Rows:
-.-.-

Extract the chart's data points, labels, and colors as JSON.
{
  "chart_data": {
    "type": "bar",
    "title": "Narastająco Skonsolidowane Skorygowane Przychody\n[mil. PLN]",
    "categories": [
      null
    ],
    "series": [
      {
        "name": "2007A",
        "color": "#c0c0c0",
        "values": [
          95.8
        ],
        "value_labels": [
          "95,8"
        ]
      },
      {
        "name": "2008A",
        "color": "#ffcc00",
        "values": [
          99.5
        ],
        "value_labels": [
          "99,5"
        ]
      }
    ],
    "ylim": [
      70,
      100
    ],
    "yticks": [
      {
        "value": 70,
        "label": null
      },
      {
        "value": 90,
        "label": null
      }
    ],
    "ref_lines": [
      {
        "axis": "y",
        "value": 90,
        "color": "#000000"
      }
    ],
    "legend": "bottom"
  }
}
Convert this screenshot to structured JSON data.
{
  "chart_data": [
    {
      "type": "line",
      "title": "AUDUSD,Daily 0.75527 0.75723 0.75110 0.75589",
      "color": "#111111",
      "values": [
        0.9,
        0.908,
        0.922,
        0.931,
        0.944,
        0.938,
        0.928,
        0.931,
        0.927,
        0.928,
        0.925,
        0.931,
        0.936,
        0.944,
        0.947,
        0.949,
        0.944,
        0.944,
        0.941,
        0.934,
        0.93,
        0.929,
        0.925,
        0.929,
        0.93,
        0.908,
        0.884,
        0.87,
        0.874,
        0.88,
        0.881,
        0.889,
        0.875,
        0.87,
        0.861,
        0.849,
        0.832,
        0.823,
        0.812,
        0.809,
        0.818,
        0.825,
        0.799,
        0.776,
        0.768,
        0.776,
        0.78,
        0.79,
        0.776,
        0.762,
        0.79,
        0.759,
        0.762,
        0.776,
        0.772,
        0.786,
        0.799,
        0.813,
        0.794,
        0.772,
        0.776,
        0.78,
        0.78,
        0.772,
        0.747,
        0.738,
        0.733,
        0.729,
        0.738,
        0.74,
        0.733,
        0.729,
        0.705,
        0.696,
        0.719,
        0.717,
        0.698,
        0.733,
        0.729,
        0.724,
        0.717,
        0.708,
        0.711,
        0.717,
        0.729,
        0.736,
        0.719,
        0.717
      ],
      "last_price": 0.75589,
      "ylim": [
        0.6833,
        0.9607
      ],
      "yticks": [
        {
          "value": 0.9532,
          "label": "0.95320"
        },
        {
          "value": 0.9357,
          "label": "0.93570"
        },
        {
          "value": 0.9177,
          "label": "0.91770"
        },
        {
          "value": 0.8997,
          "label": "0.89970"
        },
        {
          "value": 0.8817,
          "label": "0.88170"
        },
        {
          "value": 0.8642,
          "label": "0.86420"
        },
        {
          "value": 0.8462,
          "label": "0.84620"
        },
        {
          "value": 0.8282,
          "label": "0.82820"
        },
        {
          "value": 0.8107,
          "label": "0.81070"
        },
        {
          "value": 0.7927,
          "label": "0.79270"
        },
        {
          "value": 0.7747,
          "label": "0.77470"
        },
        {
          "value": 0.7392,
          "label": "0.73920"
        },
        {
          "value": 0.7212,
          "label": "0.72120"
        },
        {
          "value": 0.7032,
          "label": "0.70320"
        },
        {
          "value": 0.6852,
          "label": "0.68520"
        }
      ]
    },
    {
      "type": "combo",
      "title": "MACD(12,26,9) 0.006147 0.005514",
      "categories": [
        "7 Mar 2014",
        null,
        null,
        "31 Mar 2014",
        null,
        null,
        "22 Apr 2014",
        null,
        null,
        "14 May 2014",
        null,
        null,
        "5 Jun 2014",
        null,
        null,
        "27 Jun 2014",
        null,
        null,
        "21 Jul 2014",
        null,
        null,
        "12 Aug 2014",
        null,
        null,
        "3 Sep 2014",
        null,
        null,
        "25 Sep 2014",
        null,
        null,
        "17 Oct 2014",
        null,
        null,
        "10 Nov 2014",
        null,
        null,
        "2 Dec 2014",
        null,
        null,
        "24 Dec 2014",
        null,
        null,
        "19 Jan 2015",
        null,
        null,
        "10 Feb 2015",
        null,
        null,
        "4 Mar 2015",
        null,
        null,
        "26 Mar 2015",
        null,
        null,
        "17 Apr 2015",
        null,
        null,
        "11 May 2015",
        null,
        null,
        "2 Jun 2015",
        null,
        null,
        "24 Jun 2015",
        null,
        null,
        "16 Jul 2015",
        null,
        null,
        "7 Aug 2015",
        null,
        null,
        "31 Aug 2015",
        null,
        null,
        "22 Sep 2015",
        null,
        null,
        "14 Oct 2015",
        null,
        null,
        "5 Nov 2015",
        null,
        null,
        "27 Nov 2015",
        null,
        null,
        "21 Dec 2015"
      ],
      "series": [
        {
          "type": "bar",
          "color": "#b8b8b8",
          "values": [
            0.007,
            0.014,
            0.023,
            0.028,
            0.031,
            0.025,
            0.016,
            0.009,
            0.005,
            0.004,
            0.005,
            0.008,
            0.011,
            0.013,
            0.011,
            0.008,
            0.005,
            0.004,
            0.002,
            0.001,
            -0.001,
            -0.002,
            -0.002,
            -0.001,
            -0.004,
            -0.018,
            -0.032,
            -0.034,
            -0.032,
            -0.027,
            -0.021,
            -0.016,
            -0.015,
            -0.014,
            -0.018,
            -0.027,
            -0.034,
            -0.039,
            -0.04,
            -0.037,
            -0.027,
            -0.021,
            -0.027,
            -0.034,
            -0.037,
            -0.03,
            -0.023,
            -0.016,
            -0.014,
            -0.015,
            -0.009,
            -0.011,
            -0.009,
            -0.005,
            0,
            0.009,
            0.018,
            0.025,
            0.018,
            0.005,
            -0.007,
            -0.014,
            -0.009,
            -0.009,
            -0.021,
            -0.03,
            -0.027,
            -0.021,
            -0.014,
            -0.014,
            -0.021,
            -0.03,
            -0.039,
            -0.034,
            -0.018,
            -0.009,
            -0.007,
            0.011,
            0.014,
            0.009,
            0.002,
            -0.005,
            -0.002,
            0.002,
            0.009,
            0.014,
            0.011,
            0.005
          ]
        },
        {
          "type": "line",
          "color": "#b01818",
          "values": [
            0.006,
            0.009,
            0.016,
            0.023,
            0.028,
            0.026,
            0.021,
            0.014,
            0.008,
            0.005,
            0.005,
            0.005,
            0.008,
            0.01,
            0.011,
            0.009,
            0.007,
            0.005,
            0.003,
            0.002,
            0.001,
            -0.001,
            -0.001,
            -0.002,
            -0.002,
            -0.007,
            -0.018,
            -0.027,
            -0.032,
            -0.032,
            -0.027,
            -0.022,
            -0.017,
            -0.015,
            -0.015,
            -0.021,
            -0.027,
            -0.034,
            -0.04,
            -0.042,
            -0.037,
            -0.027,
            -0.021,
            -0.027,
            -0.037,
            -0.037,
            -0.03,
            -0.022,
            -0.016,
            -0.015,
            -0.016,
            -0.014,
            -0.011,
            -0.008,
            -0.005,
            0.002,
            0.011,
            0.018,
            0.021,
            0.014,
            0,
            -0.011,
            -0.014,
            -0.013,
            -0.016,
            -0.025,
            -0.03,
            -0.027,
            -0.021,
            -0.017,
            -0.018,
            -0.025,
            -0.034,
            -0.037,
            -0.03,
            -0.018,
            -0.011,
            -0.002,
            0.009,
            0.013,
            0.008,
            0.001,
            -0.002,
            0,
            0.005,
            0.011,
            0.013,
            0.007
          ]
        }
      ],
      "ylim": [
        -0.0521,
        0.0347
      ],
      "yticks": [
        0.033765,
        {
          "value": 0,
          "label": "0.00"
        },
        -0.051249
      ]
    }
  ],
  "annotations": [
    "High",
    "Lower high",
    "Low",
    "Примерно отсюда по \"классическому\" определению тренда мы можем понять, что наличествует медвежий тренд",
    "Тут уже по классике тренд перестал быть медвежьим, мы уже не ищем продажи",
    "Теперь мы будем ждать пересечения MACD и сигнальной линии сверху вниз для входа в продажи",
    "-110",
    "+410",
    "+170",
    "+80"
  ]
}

-.-.-

Job:
Look through the entries above and list every line containing "title".

Solution for this problem:
    "title": "Narastająco Skonsolidowane Skorygowane Przychody\n[mil. PLN]",
      "title": "AUDUSD,Daily 0.75527 0.75723 0.75110 0.75589",
      "title": "MACD(12,26,9) 0.006147 0.005514",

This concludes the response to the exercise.